[Exercise goal]
Exactly as written, retype the listing below, omitting the pictures.

[Task data]
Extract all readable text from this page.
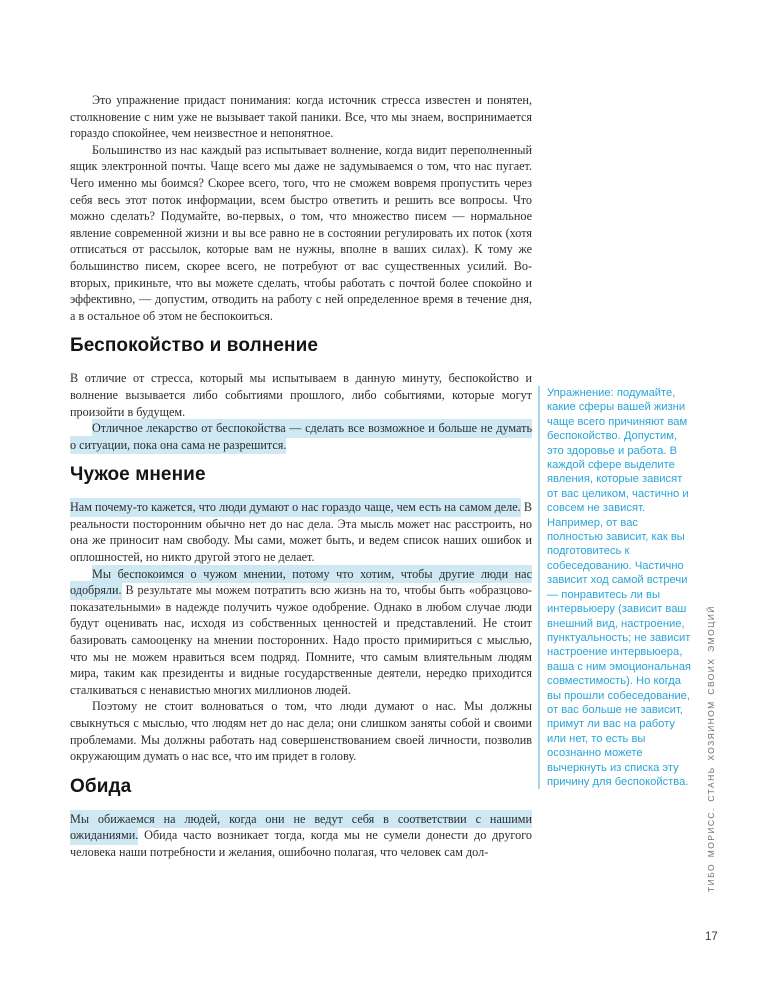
Это упражнение придаст понимания: когда источник стресса известен и понятен, столкновение с ним уже не вызывает такой паники. Все, что мы знаем, воспринимается гораздо спокойнее, чем неизвестное и непонятное.

Большинство из нас каждый раз испытывает волнение, когда видит переполненный ящик электронной почты. Чаще всего мы даже не задумываемся о том, что нас пугает. Чего именно мы боимся? Скорее всего, того, что не сможем вовремя пропустить через себя весь этот поток информации, всем быстро ответить и решить все вопросы. Что можно сделать? Подумайте, во-первых, о том, что множество писем — нормальное явление современной жизни и вы все равно не в состоянии регулировать их поток (хотя отписаться от рассылок, которые вам не нужны, вполне в ваших силах). К тому же большинство писем, скорее всего, не потребуют от вас существенных усилий. Во-вторых, прикиньте, что вы можете сделать, чтобы работать с почтой более спокойно и эффективно, — допустим, отводить на работу с ней определенное время в течение дня, а в остальное об этом не беспокоиться.

Беспокойство и волнение

В отличие от стресса, который мы испытываем в данную минуту, беспокойство и волнение вызывается либо событиями прошлого, либо событиями, которые могут произойти в будущем.

Отличное лекарство от беспокойства — сделать все возможное и больше не думать о ситуации, пока она сама не разрешится.

Чужое мнение

Нам почему-то кажется, что люди думают о нас гораздо чаще, чем есть на самом деле. В реальности посторонним обычно нет до нас дела. Эта мысль может нас расстроить, но она же приносит нам свободу. Мы сами, может быть, и ведем список наших ошибок и оплошностей, но никто другой этого не делает.

Мы беспокоимся о чужом мнении, потому что хотим, чтобы другие люди нас одобряли. В результате мы можем потратить всю жизнь на то, чтобы быть «образцово-показательными» в надежде получить чужое одобрение. Однако в любом случае люди будут оценивать нас, исходя из собственных ценностей и представлений. Не стоит базировать самооценку на мнении посторонних. Надо просто примириться с мыслью, что мы не можем нравиться всем подряд. Помните, что самым влиятельным людям мира, таким как президенты и видные государственные деятели, нередко приходится сталкиваться с ненавистью многих миллионов людей.

Поэтому не стоит волноваться о том, что люди думают о нас. Мы должны свыкнуться с мыслью, что людям нет до нас дела; они слишком заняты собой и своими проблемами. Мы должны работать над совершенствованием своей личности, позволив окружающим думать о нас все, что им придет в голову.

Обида

Мы обижаемся на людей, когда они не ведут себя в соответствии с нашими ожиданиями. Обида часто возникает тогда, когда мы не сумели донести до другого человека наши потребности и желания, ошибочно полагая, что человек сам дол-

Упражнение: подумайте, какие сферы вашей жизни чаще всего причиняют вам беспокойство. Допустим, это здоровье и работа. В каждой сфере выделите явления, которые зависят от вас целиком, частично и совсем не зависят. Например, от вас полностью зависит, как вы подготовитесь к собеседованию. Частично зависит ход самой встречи — понравитесь ли вы интервьюеру (зависит ваш внешний вид, настроение, пунктуальность; не зависит настроение интервьюера, ваша с ним эмоциональная совместимость). Но когда вы прошли собеседование, от вас больше не зависит, примут ли вас на работу или нет, то есть вы осознанно можете вычеркнуть из списка эту причину для беспокойства.	ТИБО МОРИСС. СТАНЬ ХОЗЯИНОМ СВОИХ ЭМОЦИЙ
17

[Solution to this exercise]
Extract all readable text from this page.
Это упражнение придаст понимания: когда источник стресса известен и понятен, столкновение с ним уже не вызывает такой паники. Все, что мы знаем, воспринимается гораздо спокойнее, чем неизвестное и непонятное.

Большинство из нас каждый раз испытывает волнение, когда видит переполненный ящик электронной почты. Чаще всего мы даже не задумываемся о том, что нас пугает. Чего именно мы боимся? Скорее всего, того, что не сможем вовремя пропустить через себя весь этот поток информации, всем быстро ответить и решить все вопросы. Что можно сделать? Подумайте, во-первых, о том, что множество писем — нормальное явление современной жизни и вы все равно не в состоянии регулировать их поток (хотя отписаться от рассылок, которые вам не нужны, вполне в ваших силах). К тому же большинство писем, скорее всего, не потребуют от вас существенных усилий. Во-вторых, прикиньте, что вы можете сделать, чтобы работать с почтой более спокойно и эффективно, — допустим, отводить на работу с ней определенное время в течение дня, а в остальное об этом не беспокоиться.

Беспокойство и волнение

В отличие от стресса, который мы испытываем в данную минуту, беспокойство и волнение вызывается либо событиями прошлого, либо событиями, которые могут произойти в будущем.

Отличное лекарство от беспокойства — сделать все возможное и больше не думать о ситуации, пока она сама не разрешится.

Чужое мнение

Нам почему-то кажется, что люди думают о нас гораздо чаще, чем есть на самом деле. В реальности посторонним обычно нет до нас дела. Эта мысль может нас расстроить, но она же приносит нам свободу. Мы сами, может быть, и ведем список наших ошибок и оплошностей, но никто другой этого не делает.

Мы беспокоимся о чужом мнении, потому что хотим, чтобы другие люди нас одобряли. В результате мы можем потратить всю жизнь на то, чтобы быть «образцово-показательными» в надежде получить чужое одобрение. Однако в любом случае люди будут оценивать нас, исходя из собственных ценностей и представлений. Не стоит базировать самооценку на мнении посторонних. Надо просто примириться с мыслью, что мы не можем нравиться всем подряд. Помните, что самым влиятельным людям мира, таким как президенты и видные государственные деятели, нередко приходится сталкиваться с ненавистью многих миллионов людей.

Поэтому не стоит волноваться о том, что люди думают о нас. Мы должны свыкнуться с мыслью, что людям нет до нас дела; они слишком заняты собой и своими проблемами. Мы должны работать над совершенствованием своей личности, позволив окружающим думать о нас все, что им придет в голову.

Обида

Мы обижаемся на людей, когда они не ведут себя в соответствии с нашими ожиданиями. Обида часто возникает тогда, когда мы не сумели донести до другого человека наши потребности и желания, ошибочно полагая, что человек сам дол-

Упражнение: подумайте, какие сферы вашей жизни чаще всего причиняют вам беспокойство. Допустим, это здоровье и работа. В каждой сфере выделите явления, которые зависят от вас целиком, частично и совсем не зависят. Например, от вас полностью зависит, как вы подготовитесь к собеседованию. Частично зависит ход самой встречи — понравитесь ли вы интервьюеру (зависит ваш внешний вид, настроение, пунктуальность; не зависит настроение интервьюера, ваша с ним эмоциональная совместимость). Но когда вы прошли собеседование, от вас больше не зависит, примут ли вас на работу или нет, то есть вы осознанно можете вычеркнуть из списка эту причину для беспокойства.	ТИБО МОРИСС. СТАНЬ ХОЗЯИНОМ СВОИХ ЭМОЦИЙ
17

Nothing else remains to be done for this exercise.